What this task involves: Return each line of the material verbatim.
━━ Provided records ━━
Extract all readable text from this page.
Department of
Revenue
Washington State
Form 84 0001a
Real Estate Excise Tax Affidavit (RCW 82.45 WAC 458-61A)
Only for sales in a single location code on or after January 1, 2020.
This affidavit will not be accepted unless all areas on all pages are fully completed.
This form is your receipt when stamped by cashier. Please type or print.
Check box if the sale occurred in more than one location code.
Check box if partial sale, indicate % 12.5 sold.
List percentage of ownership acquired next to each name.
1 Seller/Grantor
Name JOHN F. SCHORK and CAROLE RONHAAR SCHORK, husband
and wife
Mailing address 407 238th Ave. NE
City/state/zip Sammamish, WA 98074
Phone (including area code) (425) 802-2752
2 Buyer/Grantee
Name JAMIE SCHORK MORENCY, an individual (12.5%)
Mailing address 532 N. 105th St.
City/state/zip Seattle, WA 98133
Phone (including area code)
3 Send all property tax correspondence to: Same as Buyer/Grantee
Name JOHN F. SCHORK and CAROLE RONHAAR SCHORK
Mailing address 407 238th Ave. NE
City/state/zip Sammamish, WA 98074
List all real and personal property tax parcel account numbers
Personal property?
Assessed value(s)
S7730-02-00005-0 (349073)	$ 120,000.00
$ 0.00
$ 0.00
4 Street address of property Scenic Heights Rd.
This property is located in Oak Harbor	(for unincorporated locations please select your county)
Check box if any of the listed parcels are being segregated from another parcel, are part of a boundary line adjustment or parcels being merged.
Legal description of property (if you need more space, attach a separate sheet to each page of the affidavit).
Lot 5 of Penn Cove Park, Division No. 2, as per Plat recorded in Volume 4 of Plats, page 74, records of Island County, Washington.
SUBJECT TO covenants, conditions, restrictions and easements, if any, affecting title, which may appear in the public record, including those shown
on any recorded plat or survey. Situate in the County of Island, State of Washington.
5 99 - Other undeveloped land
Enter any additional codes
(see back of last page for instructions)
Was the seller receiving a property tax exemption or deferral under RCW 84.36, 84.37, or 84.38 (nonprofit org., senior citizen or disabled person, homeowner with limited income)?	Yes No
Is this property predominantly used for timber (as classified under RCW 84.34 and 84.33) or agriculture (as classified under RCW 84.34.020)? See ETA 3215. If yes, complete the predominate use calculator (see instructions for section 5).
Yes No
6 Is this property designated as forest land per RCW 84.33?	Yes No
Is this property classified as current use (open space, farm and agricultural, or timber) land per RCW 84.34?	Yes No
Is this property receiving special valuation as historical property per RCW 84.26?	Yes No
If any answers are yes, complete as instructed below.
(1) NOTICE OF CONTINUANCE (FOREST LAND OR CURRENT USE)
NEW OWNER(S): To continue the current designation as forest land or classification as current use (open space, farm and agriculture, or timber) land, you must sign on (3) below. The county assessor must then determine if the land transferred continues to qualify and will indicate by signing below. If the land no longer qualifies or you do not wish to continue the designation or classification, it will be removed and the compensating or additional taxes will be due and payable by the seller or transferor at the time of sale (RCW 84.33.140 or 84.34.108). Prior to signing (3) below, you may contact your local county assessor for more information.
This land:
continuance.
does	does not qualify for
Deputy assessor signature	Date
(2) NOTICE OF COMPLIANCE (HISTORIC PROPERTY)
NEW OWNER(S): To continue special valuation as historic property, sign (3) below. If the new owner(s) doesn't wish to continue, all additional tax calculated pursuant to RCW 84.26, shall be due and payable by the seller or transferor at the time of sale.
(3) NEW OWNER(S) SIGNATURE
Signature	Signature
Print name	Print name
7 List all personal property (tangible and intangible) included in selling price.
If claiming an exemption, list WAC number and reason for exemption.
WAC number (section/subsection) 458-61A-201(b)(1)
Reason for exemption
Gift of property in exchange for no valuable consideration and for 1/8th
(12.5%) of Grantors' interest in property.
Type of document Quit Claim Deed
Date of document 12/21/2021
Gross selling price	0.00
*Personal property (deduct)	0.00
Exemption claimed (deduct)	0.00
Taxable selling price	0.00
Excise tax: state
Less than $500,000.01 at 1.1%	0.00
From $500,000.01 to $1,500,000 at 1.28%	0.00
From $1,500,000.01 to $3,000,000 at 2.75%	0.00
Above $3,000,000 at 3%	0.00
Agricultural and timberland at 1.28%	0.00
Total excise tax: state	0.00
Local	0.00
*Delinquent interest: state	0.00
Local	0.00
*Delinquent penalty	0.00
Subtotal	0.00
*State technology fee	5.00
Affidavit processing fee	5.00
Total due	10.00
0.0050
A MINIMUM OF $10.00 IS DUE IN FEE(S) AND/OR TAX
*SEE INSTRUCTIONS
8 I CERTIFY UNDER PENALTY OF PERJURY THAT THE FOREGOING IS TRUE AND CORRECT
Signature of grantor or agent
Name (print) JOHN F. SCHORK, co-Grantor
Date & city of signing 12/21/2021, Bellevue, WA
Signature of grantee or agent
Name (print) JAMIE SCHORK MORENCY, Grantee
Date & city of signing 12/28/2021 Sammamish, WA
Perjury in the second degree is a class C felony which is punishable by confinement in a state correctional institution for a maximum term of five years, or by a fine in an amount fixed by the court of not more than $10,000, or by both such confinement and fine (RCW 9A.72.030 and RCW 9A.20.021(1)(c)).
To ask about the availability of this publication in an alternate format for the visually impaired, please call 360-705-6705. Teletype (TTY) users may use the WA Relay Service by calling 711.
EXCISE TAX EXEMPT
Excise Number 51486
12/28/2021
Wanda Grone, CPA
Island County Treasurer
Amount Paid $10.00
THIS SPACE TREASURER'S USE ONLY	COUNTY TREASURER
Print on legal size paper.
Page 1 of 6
━━━
Solution for this task:
Extract all readable text from this page.
Department of
Revenue
Washington State
Form 84 0001a
Real Estate Excise Tax Affidavit (RCW 82.45 WAC 458-61A)
Only for sales in a single location code on or after January 1, 2020.
This affidavit will not be accepted unless all areas on all pages are fully completed.
This form is your receipt when stamped by cashier. Please type or print.
Check box if the sale occurred in more than one location code.
Check box if partial sale, indicate % 12.5 sold.
List percentage of ownership acquired next to each name.
1 Seller/Grantor
Name JOHN F. SCHORK and CAROLE RONHAAR SCHORK, husband
and wife
Mailing address 407 238th Ave. NE
City/state/zip Sammamish, WA 98074
Phone (including area code) (425) 802-2752
2 Buyer/Grantee
Name JAMIE SCHORK MORENCY, an individual (12.5%)
Mailing address 532 N. 105th St.
City/state/zip Seattle, WA 98133
Phone (including area code)
3 Send all property tax correspondence to: Same as Buyer/Grantee
Name JOHN F. SCHORK and CAROLE RONHAAR SCHORK
Mailing address 407 238th Ave. NE
City/state/zip Sammamish, WA 98074
List all real and personal property tax parcel account numbers
Personal property?
Assessed value(s)
S7730-02-00005-0 (349073)	$ 120,000.00
$ 0.00
$ 0.00
4 Street address of property Scenic Heights Rd.
This property is located in Oak Harbor	(for unincorporated locations please select your county)
Check box if any of the listed parcels are being segregated from another parcel, are part of a boundary line adjustment or parcels being merged.
Legal description of property (if you need more space, attach a separate sheet to each page of the affidavit).
Lot 5 of Penn Cove Park, Division No. 2, as per Plat recorded in Volume 4 of Plats, page 74, records of Island County, Washington.
SUBJECT TO covenants, conditions, restrictions and easements, if any, affecting title, which may appear in the public record, including those shown
on any recorded plat or survey. Situate in the County of Island, State of Washington.
5 99 - Other undeveloped land
Enter any additional codes
(see back of last page for instructions)
Was the seller receiving a property tax exemption or deferral under RCW 84.36, 84.37, or 84.38 (nonprofit org., senior citizen or disabled person, homeowner with limited income)?	Yes No
Is this property predominantly used for timber (as classified under RCW 84.34 and 84.33) or agriculture (as classified under RCW 84.34.020)? See ETA 3215. If yes, complete the predominate use calculator (see instructions for section 5).
Yes No
6 Is this property designated as forest land per RCW 84.33?	Yes No
Is this property classified as current use (open space, farm and agricultural, or timber) land per RCW 84.34?	Yes No
Is this property receiving special valuation as historical property per RCW 84.26?	Yes No
If any answers are yes, complete as instructed below.
(1) NOTICE OF CONTINUANCE (FOREST LAND OR CURRENT USE)
NEW OWNER(S): To continue the current designation as forest land or classification as current use (open space, farm and agriculture, or timber) land, you must sign on (3) below. The county assessor must then determine if the land transferred continues to qualify and will indicate by signing below. If the land no longer qualifies or you do not wish to continue the designation or classification, it will be removed and the compensating or additional taxes will be due and payable by the seller or transferor at the time of sale (RCW 84.33.140 or 84.34.108). Prior to signing (3) below, you may contact your local county assessor for more information.
This land:
continuance.
does	does not qualify for
Deputy assessor signature	Date
(2) NOTICE OF COMPLIANCE (HISTORIC PROPERTY)
NEW OWNER(S): To continue special valuation as historic property, sign (3) below. If the new owner(s) doesn't wish to continue, all additional tax calculated pursuant to RCW 84.26, shall be due and payable by the seller or transferor at the time of sale.
(3) NEW OWNER(S) SIGNATURE
Signature	Signature
Print name	Print name
7 List all personal property (tangible and intangible) included in selling price.
If claiming an exemption, list WAC number and reason for exemption.
WAC number (section/subsection) 458-61A-201(b)(1)
Reason for exemption
Gift of property in exchange for no valuable consideration and for 1/8th
(12.5%) of Grantors' interest in property.
Type of document Quit Claim Deed
Date of document 12/21/2021
Gross selling price	0.00
*Personal property (deduct)	0.00
Exemption claimed (deduct)	0.00
Taxable selling price	0.00
Excise tax: state
Less than $500,000.01 at 1.1%	0.00
From $500,000.01 to $1,500,000 at 1.28%	0.00
From $1,500,000.01 to $3,000,000 at 2.75%	0.00
Above $3,000,000 at 3%	0.00
Agricultural and timberland at 1.28%	0.00
Total excise tax: state	0.00
Local	0.00
*Delinquent interest: state	0.00
Local	0.00
*Delinquent penalty	0.00
Subtotal	0.00
*State technology fee	5.00
Affidavit processing fee	5.00
Total due	10.00
0.0050
A MINIMUM OF $10.00 IS DUE IN FEE(S) AND/OR TAX
*SEE INSTRUCTIONS
8 I CERTIFY UNDER PENALTY OF PERJURY THAT THE FOREGOING IS TRUE AND CORRECT
Signature of grantor or agent
Name (print) JOHN F. SCHORK, co-Grantor
Date & city of signing 12/21/2021, Bellevue, WA
Signature of grantee or agent
Name (print) JAMIE SCHORK MORENCY, Grantee
Date & city of signing 12/28/2021 Sammamish, WA
Perjury in the second degree is a class C felony which is punishable by confinement in a state correctional institution for a maximum term of five years, or by a fine in an amount fixed by the court of not more than $10,000, or by both such confinement and fine (RCW 9A.72.030 and RCW 9A.20.021(1)(c)).
To ask about the availability of this publication in an alternate format for the visually impaired, please call 360-705-6705. Teletype (TTY) users may use the WA Relay Service by calling 711.
EXCISE TAX EXEMPT
Excise Number 51486
12/28/2021
Wanda Grone, CPA
Island County Treasurer
Amount Paid $10.00
THIS SPACE TREASURER'S USE ONLY	COUNTY TREASURER
Print on legal size paper.
Page 1 of 6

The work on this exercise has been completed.